> **TEXT EXTRACT**
·····
August 29.
I hear this morning one eat it potter from a golden robin. They are now rarely seen.
The ghost-horse (Spectrum) is seen nowadays, — several of them.
All these high colors in the stems and leaves and other portions of plants answer to some maturity in us. I presume if I am the wiser for having lived this season through, such plants will emblazon the truth of my experience over the face of nature, and I shall be aware of a beauty and sweetness there.
Has not the mind, too, its harvest? Do not some scarlet leaves of thought come scatteringly down, though it may be prematurely, some which, perchance, the summer’s drought has ripened,and the rain loosened? Are there my mind ?
I remember when boiled green corn was sold piping hot on a muster-field in this town, and my father says that he remembers when it used to be carried about the streets of Boston in large baskets on the bare heads of negro women, and gentlemen would stop, buy an ear, and eat it in the street.
Ah! what a voice was that hawk’s or eagle’s of the 22d! Think of hearing, as you walk the earth, as usual in leaden shoes, a fine, shrill scream from time to time, which you would vainly endeavor to refer to its truje source if you had not watched the bird in its upward flight. It comes from yonder black spot on the bosom of a cloud. I should not have suspected that sound to have issued from the bosom of a cloud if I had not seen the bird. What motive can an eagle have for screaming among the clouds, unobserved by terrestrial creatures? We walk invested by sound, -— the cricket in the grass and the eagle in the clouds. And so it circled over, and I strained my eyes to follow it, though my ears heard it without effort. ,
Almost the very sands confess the ripening influence of the August sun, and, methinks, with the slender grasses waving over them, reflect a purple tinge. The empurpled sands. Such is the consequence of all this sun shine absorbed into the pores of plants and of the earth. All sap or blood is wine-colored. The very bare sands, methinks, yield a purple reflection. At last we have not only the purple sea, but the purple land
P. M. — To J. Farmer’s via Assabet.
As, standing up in my boat, I am watching some minnows at the Prichard bend steadily stemming the current in the sunny water between the waving potamogeton, right under my face, I see a musquash gliding along above the sand directly beneath them, a perfect denizen of the water as much as they. This rat was a pale brown, as light as pale-brown paper or perfectly withered white oak leaves. Its coat is never of this color out of water, and I suppose it was because it was completely coated with air. This makes it less visible on a sandy bottom.
Is not that Eleocharis tenuis, long since out of bloom, growing in the water along the Merrick shore, near the oak; round culms, fifteen inches to two feet high? A spiked rush, without a leaf, and round. I can hardly find a head left on it. Yet Flint says this blooms in August! It grows in dense fields like pipes. Did I find it before this year?
·····
Items listed in a dataset
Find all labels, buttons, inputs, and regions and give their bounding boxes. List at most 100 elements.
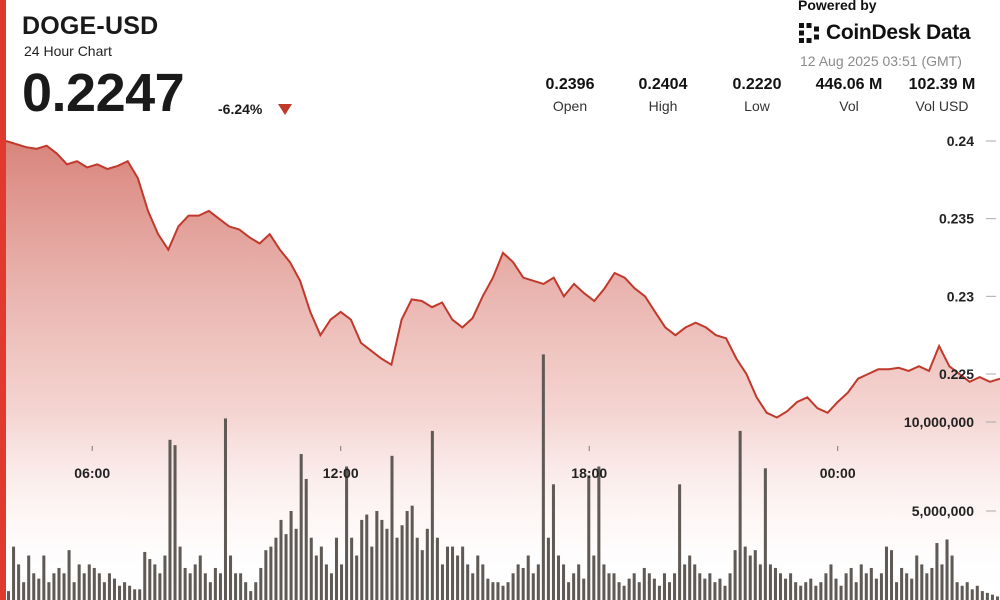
stat-label: Low: [744, 98, 770, 114]
price-change: -6.24%: [218, 101, 263, 117]
volume-bar: [375, 511, 379, 600]
volume-bar: [259, 567, 263, 600]
volume-bar: [662, 573, 666, 600]
volume-bar: [683, 564, 687, 600]
volume-bar: [360, 519, 364, 600]
volume-bar: [314, 555, 318, 600]
volume-bar: [380, 519, 384, 600]
volume-bar: [708, 573, 712, 600]
volume-bar: [521, 567, 525, 600]
volume-bar: [637, 582, 641, 600]
volume-bar: [37, 578, 41, 600]
volume-bar: [925, 573, 929, 600]
volume-bar: [294, 528, 298, 600]
volume-bar: [22, 582, 26, 600]
volume-bar: [905, 573, 909, 600]
symbol-title: DOGE-USD: [22, 12, 159, 40]
down-arrow-icon: [278, 104, 292, 115]
volume-bar: [304, 478, 308, 600]
volume-bar: [511, 573, 515, 600]
volume-bar: [960, 585, 964, 600]
volume-bar: [587, 475, 591, 600]
volume-bar: [910, 578, 914, 600]
volume-bar: [213, 567, 217, 600]
volume-bar: [274, 537, 278, 600]
volume-bar: [773, 567, 777, 600]
price-tick-label: 0.24: [947, 133, 974, 149]
volume-bar: [562, 564, 566, 600]
volume-bar: [405, 511, 409, 600]
volume-bar: [168, 439, 172, 600]
volume-bar: [597, 466, 601, 600]
volume-bar: [239, 573, 243, 600]
volume-bar: [940, 564, 944, 600]
volume-bar: [476, 555, 480, 600]
time-tick-label: 18:00: [571, 465, 607, 481]
volume-bar: [844, 573, 848, 600]
volume-bar: [673, 573, 677, 600]
volume-bar: [859, 564, 863, 600]
volume-bar: [965, 582, 969, 600]
volume-bar: [491, 582, 495, 600]
volume-bar: [340, 564, 344, 600]
volume-bar: [319, 546, 323, 600]
volume-bar: [814, 585, 818, 600]
volume-bar: [743, 546, 747, 600]
volume-axis: 10,000,000 5,000,000: [904, 414, 996, 519]
volume-bar: [748, 555, 752, 600]
time-tick-label: 00:00: [820, 465, 856, 481]
volume-bar: [218, 573, 222, 600]
stat-label: Vol: [839, 98, 859, 114]
volume-bar: [395, 537, 399, 600]
volume-bar: [249, 591, 253, 600]
volume-bar: [471, 573, 475, 600]
volume-bar: [718, 578, 722, 600]
volume-bar: [768, 564, 772, 600]
volume-tick-label: 10,000,000: [904, 414, 974, 430]
volume-bar: [284, 534, 288, 600]
volume-bar: [572, 573, 576, 600]
volume-bar: [531, 573, 535, 600]
stat-low: 0.2220 Low: [711, 76, 803, 114]
volume-bar: [390, 455, 394, 600]
volume-bar: [874, 578, 878, 600]
volume-bar: [642, 567, 646, 600]
volume-bar: [829, 564, 833, 600]
volume-bar: [208, 582, 212, 600]
volume-bar: [52, 573, 56, 600]
volume-bar: [758, 564, 762, 600]
volume-bar: [62, 573, 66, 600]
volume-bar: [869, 567, 873, 600]
volume-bar: [198, 555, 202, 600]
volume-bar: [506, 582, 510, 600]
volume-bar: [350, 537, 354, 600]
volume-bar: [657, 585, 661, 600]
volume-bar: [824, 573, 828, 600]
volume-bar: [541, 354, 545, 600]
time-tick-label: 12:00: [323, 465, 359, 481]
stat-label: Vol USD: [915, 98, 969, 114]
volume-bar: [345, 466, 349, 600]
volume-bar: [42, 555, 46, 600]
volume-bar: [163, 555, 167, 600]
volume-bar: [713, 582, 717, 600]
volume-bar: [148, 559, 152, 600]
volume-bar: [556, 555, 561, 600]
volume-bar: [884, 546, 888, 600]
volume-bar: [516, 564, 520, 600]
timestamp: 12 Aug 2025 03:51 (GMT): [800, 53, 962, 69]
volume-bar: [77, 564, 81, 600]
volume-bar: [678, 484, 682, 600]
volume-bar: [839, 585, 843, 600]
volume-bar: [440, 564, 444, 600]
volume-bar: [723, 585, 727, 600]
volume-bar: [173, 445, 177, 600]
volume-bar: [945, 539, 949, 600]
volume-bar: [995, 596, 999, 600]
volume-bar: [900, 567, 904, 600]
volume-bar: [582, 578, 586, 600]
volume-bar: [990, 594, 994, 600]
volume-bar: [133, 589, 137, 600]
stat-value: 102.39 M: [908, 76, 976, 93]
volume-bar: [879, 573, 883, 600]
·····
> **WHAT IS NEEDED**
Can you rewrite the August 29 entry from "The ghost-horse (Spectrum)" up to and including "and sweetness there.", with "fragrance" in place of "sweetness"?

> **RESPONSE**
The ghost-horse (Spectrum) is seen nowadays, — several of them.
All these high colors in the stems and leaves and other portions of plants answer to some maturity in us. I presume if I am the wiser for having lived this season through, such plants will emblazon the truth of my experience over the face of nature, and I shall be aware of a beauty and fragrance there.